■ **Extracted information**
━━━━━━

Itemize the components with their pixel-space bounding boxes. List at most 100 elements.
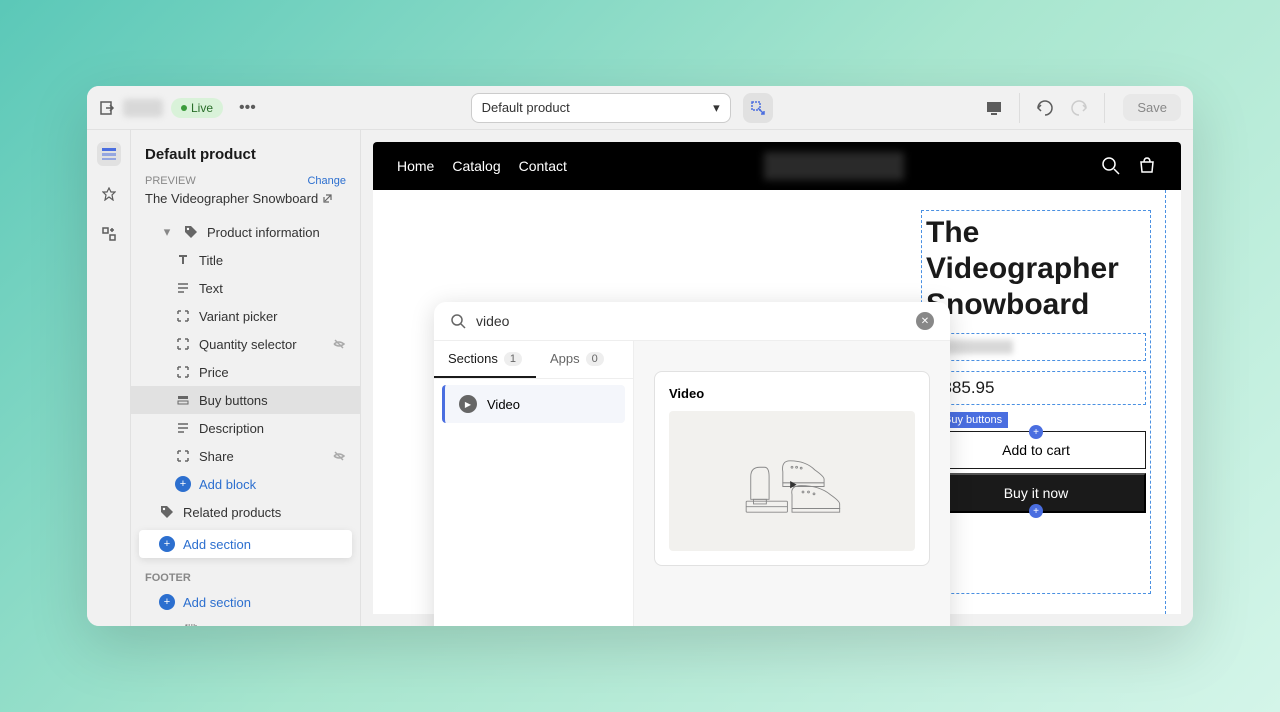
- sections-rail-icon[interactable]: [97, 142, 121, 166]
- hidden-icon[interactable]: [332, 449, 346, 463]
- store-logo: [587, 152, 1081, 180]
- store-nav: Home Catalog Contact: [397, 158, 567, 174]
- tree-description[interactable]: Description: [131, 414, 360, 442]
- hidden-icon[interactable]: [332, 337, 346, 351]
- tree-product-information[interactable]: ▾ Product information: [131, 218, 360, 246]
- product-preview-link[interactable]: The Videographer Snowboard: [131, 189, 360, 218]
- caret-right-icon: ▸: [159, 622, 175, 626]
- cart-icon[interactable]: [1137, 156, 1157, 176]
- tree-variant-picker[interactable]: Variant picker: [131, 302, 360, 330]
- sidebar-title: Default product: [131, 142, 360, 173]
- tab-apps[interactable]: Apps 0: [536, 341, 618, 378]
- product-select[interactable]: Default product ▾: [471, 93, 731, 123]
- add-section-footer-button[interactable]: + Add section: [131, 588, 360, 616]
- tree-buy-buttons[interactable]: Buy buttons: [131, 386, 360, 414]
- add-section-button[interactable]: + Add section: [139, 530, 352, 558]
- tree-related-products[interactable]: Related products: [131, 498, 360, 526]
- nav-catalog[interactable]: Catalog: [452, 158, 500, 174]
- exit-icon[interactable]: [99, 100, 115, 116]
- tree-share[interactable]: Share: [131, 442, 360, 470]
- redo-icon[interactable]: [1064, 93, 1094, 123]
- add-to-cart-button[interactable]: Add to cart +: [926, 431, 1146, 469]
- tag-label: Buy buttons: [944, 414, 1002, 426]
- theme-name-blur: [123, 99, 163, 117]
- expand-icon: [175, 308, 191, 324]
- save-button[interactable]: Save: [1123, 94, 1181, 121]
- tab-badge: 1: [504, 352, 522, 366]
- modal-right-column: Video: [634, 341, 950, 626]
- add-section-modal: ✕ Sections 1 Apps 0 ▶ Video: [434, 302, 950, 626]
- divider: [1104, 93, 1105, 123]
- footer-group-label: FOOTER: [131, 562, 360, 588]
- inspector-button[interactable]: [743, 93, 773, 123]
- add-section-label: Add section: [183, 537, 251, 552]
- tree-footer[interactable]: ▸ Footer: [131, 616, 360, 626]
- modal-body: Sections 1 Apps 0 ▶ Video Video: [434, 341, 950, 626]
- editor-window: Live ••• Default product ▾ Save: [87, 86, 1193, 626]
- vendor-box: [926, 333, 1146, 361]
- product-link-text: The Videographer Snowboard: [145, 191, 318, 206]
- tree-price[interactable]: Price: [131, 358, 360, 386]
- expand-icon: [175, 336, 191, 352]
- tree-label: Related products: [183, 505, 281, 520]
- chevron-down-icon: ▾: [713, 100, 720, 116]
- tree-label: Footer: [207, 623, 245, 627]
- insert-handle-icon[interactable]: +: [1029, 425, 1043, 439]
- modal-left-column: Sections 1 Apps 0 ▶ Video: [434, 341, 634, 626]
- search-icon[interactable]: [1101, 156, 1121, 176]
- result-video[interactable]: ▶ Video: [442, 385, 625, 423]
- search-input[interactable]: [476, 313, 906, 329]
- divider: [1019, 93, 1020, 123]
- caret-down-icon: ▾: [159, 224, 175, 240]
- more-icon[interactable]: •••: [231, 95, 264, 121]
- tree-label: Product information: [207, 225, 320, 240]
- add-block-button[interactable]: + Add block: [131, 470, 360, 498]
- tab-label: Sections: [448, 351, 498, 366]
- apps-rail-icon[interactable]: [97, 222, 121, 246]
- button-label: Buy it now: [1004, 485, 1069, 501]
- search-icon: [450, 313, 466, 329]
- tab-badge: 0: [586, 352, 604, 366]
- undo-icon[interactable]: [1030, 93, 1060, 123]
- nav-home[interactable]: Home: [397, 158, 434, 174]
- settings-rail-icon[interactable]: [97, 182, 121, 206]
- preview-thumbnail: [669, 411, 915, 551]
- store-header-icons: [1101, 156, 1157, 176]
- plus-icon: +: [159, 594, 175, 610]
- tree-text[interactable]: Text: [131, 274, 360, 302]
- nav-contact[interactable]: Contact: [519, 158, 567, 174]
- tree-label: Buy buttons: [199, 393, 268, 408]
- footer-icon: [183, 622, 199, 626]
- tree-title[interactable]: Title: [131, 246, 360, 274]
- top-center: Default product ▾: [272, 93, 972, 123]
- tag-icon: [159, 504, 175, 520]
- desktop-icon[interactable]: [979, 93, 1009, 123]
- tree-quantity-selector[interactable]: Quantity selector: [131, 330, 360, 358]
- live-badge: Live: [171, 98, 223, 118]
- lines-icon: [175, 280, 191, 296]
- clear-icon[interactable]: ✕: [916, 312, 934, 330]
- expand-icon: [175, 448, 191, 464]
- expand-icon: [175, 364, 191, 380]
- text-icon: [175, 252, 191, 268]
- price-text: $885.95: [933, 378, 1139, 398]
- product-info-panel: The Videographer Snowboard $885.95 Buy b…: [921, 210, 1151, 594]
- tree-label: Share: [199, 449, 234, 464]
- preview-card: Video: [654, 371, 930, 566]
- result-label: Video: [487, 397, 520, 412]
- tree-label: Quantity selector: [199, 337, 297, 352]
- tab-sections[interactable]: Sections 1: [434, 341, 536, 378]
- shoes-illustration-icon: [737, 441, 847, 521]
- buttons-icon: [175, 392, 191, 408]
- add-section-label: Add section: [183, 595, 251, 610]
- plus-icon: +: [175, 476, 191, 492]
- insert-handle-icon[interactable]: +: [1029, 504, 1043, 518]
- external-link-icon: [322, 193, 333, 204]
- change-link[interactable]: Change: [307, 175, 346, 187]
- tree-label: Title: [199, 253, 223, 268]
- left-rail: [87, 130, 131, 626]
- top-bar: Live ••• Default product ▾ Save: [87, 86, 1193, 130]
- buy-it-now-button[interactable]: Buy it now +: [926, 473, 1146, 513]
- sidebar: Default product PREVIEW Change The Video…: [131, 130, 361, 626]
- add-block-label: Add block: [199, 477, 256, 492]
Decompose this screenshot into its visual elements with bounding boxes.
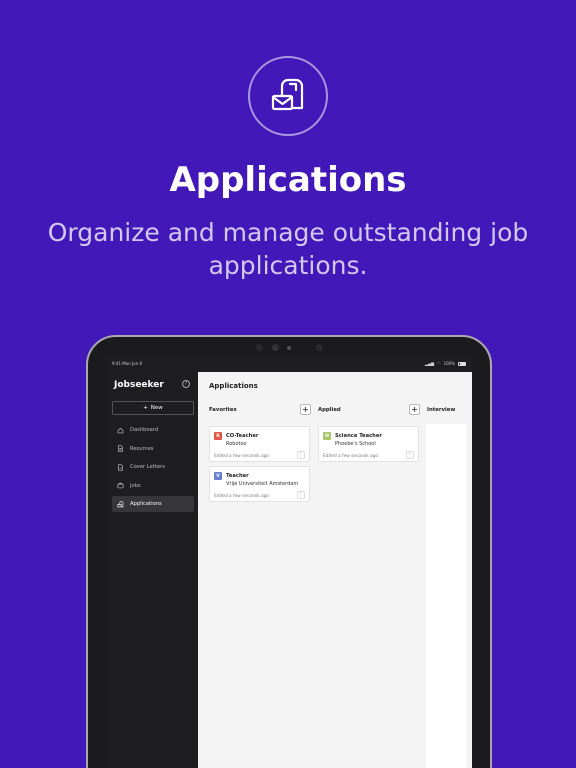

━━━━━━

■ **The exercise**
Reproduce the entries above word for word, omitting the pictures.

■ **Response below**
Itemize the components with their pixel-space bounding boxes. List at most 100 elements.
- sections-rail-icon[interactable]: [97, 142, 121, 166]
- hidden-icon[interactable]: [332, 449, 346, 463]
- store-logo: [587, 152, 1081, 180]
- store-nav: Home Catalog Contact: [397, 158, 567, 174]
- tree-description[interactable]: Description: [131, 414, 360, 442]
- hidden-icon[interactable]: [332, 337, 346, 351]
- tree-product-information[interactable]: ▾ Product information: [131, 218, 360, 246]
- product-preview-link[interactable]: The Videographer Snowboard: [131, 189, 360, 218]
- caret-right-icon: ▸: [159, 622, 175, 626]
- cart-icon[interactable]: [1137, 156, 1157, 176]
- tree-variant-picker[interactable]: Variant picker: [131, 302, 360, 330]
- sidebar-title: Default product: [131, 142, 360, 173]
- tab-apps[interactable]: Apps 0: [536, 341, 618, 378]
- product-select[interactable]: Default product ▾: [471, 93, 731, 123]
- add-section-footer-button[interactable]: + Add section: [131, 588, 360, 616]
- tree-buy-buttons[interactable]: Buy buttons: [131, 386, 360, 414]
- add-section-button[interactable]: + Add section: [139, 530, 352, 558]
- tree-related-products[interactable]: Related products: [131, 498, 360, 526]
- nav-catalog[interactable]: Catalog: [452, 158, 500, 174]
- exit-icon[interactable]: [99, 100, 115, 116]
- tree-share[interactable]: Share: [131, 442, 360, 470]
- redo-icon[interactable]: [1064, 93, 1094, 123]
- add-to-cart-button[interactable]: Add to cart +: [926, 431, 1146, 469]
- tag-label: Buy buttons: [944, 414, 1002, 426]
- theme-name-blur: [123, 99, 163, 117]
- expand-icon: [175, 308, 191, 324]
- save-button[interactable]: Save: [1123, 94, 1181, 121]
- tab-badge: 1: [504, 352, 522, 366]
- modal-right-column: Video: [634, 341, 950, 626]
- add-section-modal: ✕ Sections 1 Apps 0 ▶ Video: [434, 302, 950, 626]
- divider: [1104, 93, 1105, 123]
- footer-group-label: FOOTER: [131, 562, 360, 588]
- inspector-button[interactable]: [743, 93, 773, 123]
- add-section-label: Add section: [183, 537, 251, 552]
- tree-footer[interactable]: ▸ Footer: [131, 616, 360, 626]
- modal-body: Sections 1 Apps 0 ▶ Video Video: [434, 341, 950, 626]
- editor-window: Live ••• Default product ▾ Save: [87, 86, 1193, 626]
- vendor-box: [926, 333, 1146, 361]
- product-link-text: The Videographer Snowboard: [145, 191, 318, 206]
- tree-price[interactable]: Price: [131, 358, 360, 386]
- expand-icon: [175, 336, 191, 352]
- tree-label: Related products: [183, 505, 281, 520]
- chevron-down-icon: ▾: [713, 100, 720, 116]
- tree-label: Footer: [207, 623, 245, 627]
- insert-handle-icon[interactable]: +: [1029, 425, 1043, 439]
- modal-left-column: Sections 1 Apps 0 ▶ Video: [434, 341, 634, 626]
- search-icon[interactable]: [1101, 156, 1121, 176]
- result-video[interactable]: ▶ Video: [442, 385, 625, 423]
- search-input[interactable]: [476, 313, 906, 329]
- divider: [1019, 93, 1020, 123]
- caret-down-icon: ▾: [159, 224, 175, 240]
- more-icon[interactable]: •••: [231, 95, 264, 121]
- tree-label: Product information: [207, 225, 320, 240]
- add-block-button[interactable]: + Add block: [131, 470, 360, 498]
- tab-label: Sections: [448, 351, 498, 366]
- apps-rail-icon[interactable]: [97, 222, 121, 246]
- button-label: Buy it now: [1004, 485, 1069, 501]
- search-icon: [450, 313, 466, 329]
- tab-badge: 0: [586, 352, 604, 366]
- undo-icon[interactable]: [1030, 93, 1060, 123]
- nav-home[interactable]: Home: [397, 158, 434, 174]
- settings-rail-icon[interactable]: [97, 182, 121, 206]
- preview-thumbnail: [669, 411, 915, 551]
- store-header-icons: [1101, 156, 1157, 176]
- plus-icon: +: [159, 594, 175, 610]
- tree-text[interactable]: Text: [131, 274, 360, 302]
- nav-contact[interactable]: Contact: [519, 158, 567, 174]
- tree-label: Buy buttons: [199, 393, 268, 408]
- footer-icon: [183, 622, 199, 626]
- tree-title[interactable]: Title: [131, 246, 360, 274]
- top-center: Default product ▾: [272, 93, 972, 123]
- tag-icon: [159, 504, 175, 520]
- desktop-icon[interactable]: [979, 93, 1009, 123]
- tree-quantity-selector[interactable]: Quantity selector: [131, 330, 360, 358]
- live-badge: Live: [171, 98, 223, 118]
- lines-icon: [175, 280, 191, 296]
- clear-icon[interactable]: ✕: [916, 312, 934, 330]
- expand-icon: [175, 448, 191, 464]
- expand-icon: [175, 364, 191, 380]
- text-icon: [175, 252, 191, 268]
- price-text: $885.95: [933, 378, 1139, 398]
- product-info-panel: The Videographer Snowboard $885.95 Buy b…: [921, 210, 1151, 594]
- tree-label: Share: [199, 449, 234, 464]
- preview-card: Video: [654, 371, 930, 566]
- result-label: Video: [487, 397, 520, 412]
- tree-label: Quantity selector: [199, 337, 297, 352]
- tab-sections[interactable]: Sections 1: [434, 341, 536, 378]
- shoes-illustration-icon: [737, 441, 847, 521]
- buttons-icon: [175, 392, 191, 408]
- add-section-label: Add section: [183, 595, 251, 610]
- plus-icon: +: [175, 476, 191, 492]
- insert-handle-icon[interactable]: +: [1029, 504, 1043, 518]
- external-link-icon: [322, 193, 333, 204]
- change-link[interactable]: Change: [307, 175, 346, 187]
- tree-label: Title: [199, 253, 223, 268]
- left-rail: [87, 130, 131, 626]
- top-bar: Live ••• Default product ▾ Save: [87, 86, 1193, 130]
- buy-it-now-button[interactable]: Buy it now +: [926, 473, 1146, 513]
- sidebar: Default product PREVIEW Change The Video…: [131, 130, 361, 626]
- add-block-label: Add block: [199, 477, 256, 492]
Decompose this screenshot into its visual elements with bounding boxes.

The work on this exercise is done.